%%

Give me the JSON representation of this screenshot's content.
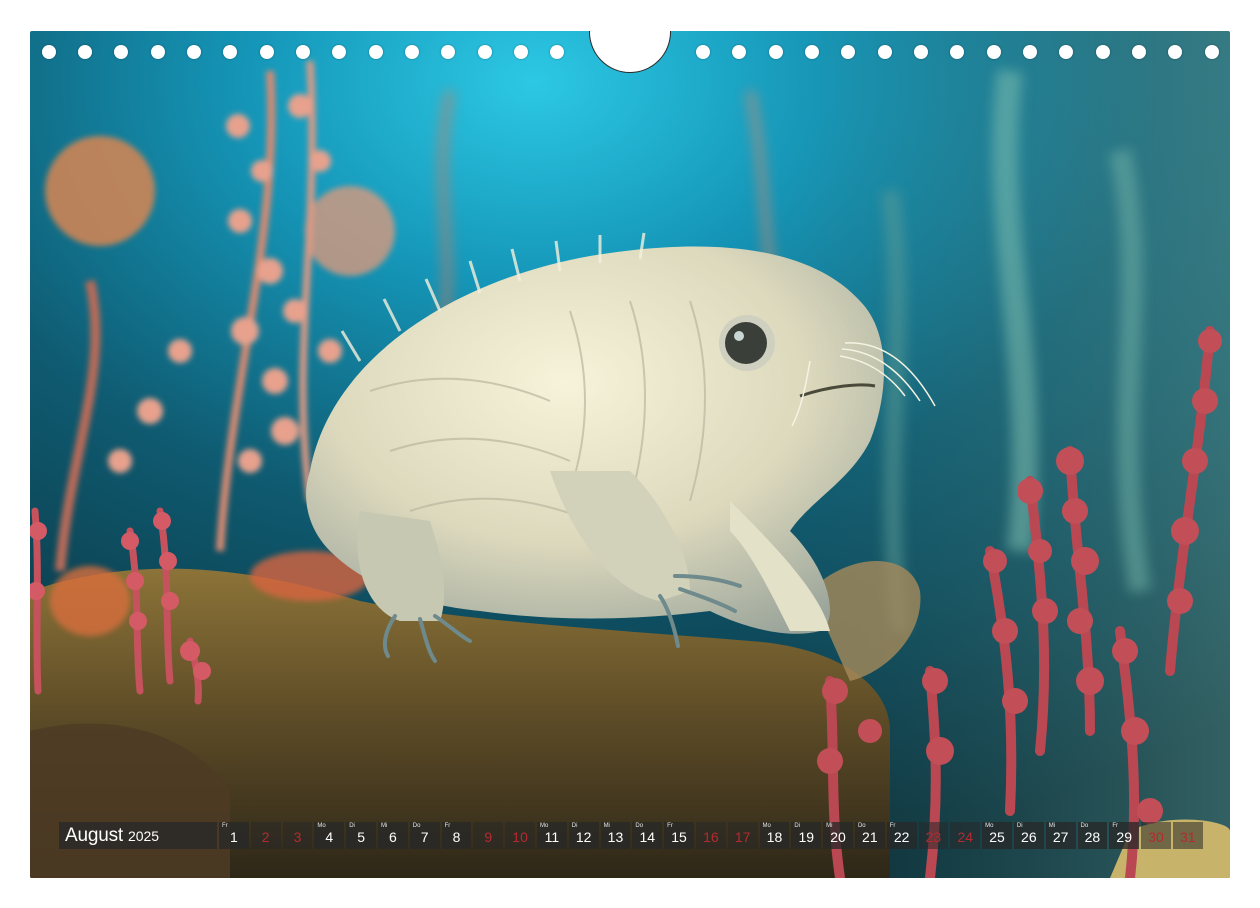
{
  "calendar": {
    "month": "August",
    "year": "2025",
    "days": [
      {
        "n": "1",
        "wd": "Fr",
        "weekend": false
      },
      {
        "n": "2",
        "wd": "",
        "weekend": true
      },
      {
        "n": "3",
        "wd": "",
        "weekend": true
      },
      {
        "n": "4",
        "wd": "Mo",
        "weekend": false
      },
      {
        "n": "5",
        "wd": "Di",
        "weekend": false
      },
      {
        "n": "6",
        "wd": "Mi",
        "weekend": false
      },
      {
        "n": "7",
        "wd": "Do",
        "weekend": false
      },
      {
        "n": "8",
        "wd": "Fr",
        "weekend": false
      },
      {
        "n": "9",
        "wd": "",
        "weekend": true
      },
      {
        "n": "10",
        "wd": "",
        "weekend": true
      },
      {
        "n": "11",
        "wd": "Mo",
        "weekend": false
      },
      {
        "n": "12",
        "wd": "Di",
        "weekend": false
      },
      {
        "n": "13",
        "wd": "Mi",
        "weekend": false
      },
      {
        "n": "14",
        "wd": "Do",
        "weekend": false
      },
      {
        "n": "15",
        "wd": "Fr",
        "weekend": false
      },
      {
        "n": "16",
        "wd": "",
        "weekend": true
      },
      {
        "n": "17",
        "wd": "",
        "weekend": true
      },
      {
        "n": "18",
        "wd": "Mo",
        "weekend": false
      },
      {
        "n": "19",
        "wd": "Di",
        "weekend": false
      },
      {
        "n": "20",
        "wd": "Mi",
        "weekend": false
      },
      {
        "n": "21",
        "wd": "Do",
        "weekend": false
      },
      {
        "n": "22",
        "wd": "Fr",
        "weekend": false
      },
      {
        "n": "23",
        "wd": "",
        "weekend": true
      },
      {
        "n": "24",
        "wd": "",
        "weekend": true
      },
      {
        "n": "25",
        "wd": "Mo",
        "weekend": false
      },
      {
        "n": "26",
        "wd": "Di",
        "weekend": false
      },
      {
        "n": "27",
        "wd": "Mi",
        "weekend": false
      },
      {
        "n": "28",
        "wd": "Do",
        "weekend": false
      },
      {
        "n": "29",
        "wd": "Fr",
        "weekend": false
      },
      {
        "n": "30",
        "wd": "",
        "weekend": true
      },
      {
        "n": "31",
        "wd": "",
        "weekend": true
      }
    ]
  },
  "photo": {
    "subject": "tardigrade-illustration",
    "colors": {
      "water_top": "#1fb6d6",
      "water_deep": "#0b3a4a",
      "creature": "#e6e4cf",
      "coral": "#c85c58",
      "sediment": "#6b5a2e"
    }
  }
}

%%

Task goal - Transcribe every line from the records above without alteration, and leave out the images.

Task response -
Give me the JSON representation of this screenshot's content.
{
  "calendar": {
    "month": "August",
    "year": "2025",
    "days": [
      {
        "n": "1",
        "wd": "Fr",
        "weekend": false
      },
      {
        "n": "2",
        "wd": "",
        "weekend": true
      },
      {
        "n": "3",
        "wd": "",
        "weekend": true
      },
      {
        "n": "4",
        "wd": "Mo",
        "weekend": false
      },
      {
        "n": "5",
        "wd": "Di",
        "weekend": false
      },
      {
        "n": "6",
        "wd": "Mi",
        "weekend": false
      },
      {
        "n": "7",
        "wd": "Do",
        "weekend": false
      },
      {
        "n": "8",
        "wd": "Fr",
        "weekend": false
      },
      {
        "n": "9",
        "wd": "",
        "weekend": true
      },
      {
        "n": "10",
        "wd": "",
        "weekend": true
      },
      {
        "n": "11",
        "wd": "Mo",
        "weekend": false
      },
      {
        "n": "12",
        "wd": "Di",
        "weekend": false
      },
      {
        "n": "13",
        "wd": "Mi",
        "weekend": false
      },
      {
        "n": "14",
        "wd": "Do",
        "weekend": false
      },
      {
        "n": "15",
        "wd": "Fr",
        "weekend": false
      },
      {
        "n": "16",
        "wd": "",
        "weekend": true
      },
      {
        "n": "17",
        "wd": "",
        "weekend": true
      },
      {
        "n": "18",
        "wd": "Mo",
        "weekend": false
      },
      {
        "n": "19",
        "wd": "Di",
        "weekend": false
      },
      {
        "n": "20",
        "wd": "Mi",
        "weekend": false
      },
      {
        "n": "21",
        "wd": "Do",
        "weekend": false
      },
      {
        "n": "22",
        "wd": "Fr",
        "weekend": false
      },
      {
        "n": "23",
        "wd": "",
        "weekend": true
      },
      {
        "n": "24",
        "wd": "",
        "weekend": true
      },
      {
        "n": "25",
        "wd": "Mo",
        "weekend": false
      },
      {
        "n": "26",
        "wd": "Di",
        "weekend": false
      },
      {
        "n": "27",
        "wd": "Mi",
        "weekend": false
      },
      {
        "n": "28",
        "wd": "Do",
        "weekend": false
      },
      {
        "n": "29",
        "wd": "Fr",
        "weekend": false
      },
      {
        "n": "30",
        "wd": "",
        "weekend": true
      },
      {
        "n": "31",
        "wd": "",
        "weekend": true
      }
    ]
  },
  "photo": {
    "subject": "tardigrade-illustration",
    "colors": {
      "water_top": "#1fb6d6",
      "water_deep": "#0b3a4a",
      "creature": "#e6e4cf",
      "coral": "#c85c58",
      "sediment": "#6b5a2e"
    }
  }
}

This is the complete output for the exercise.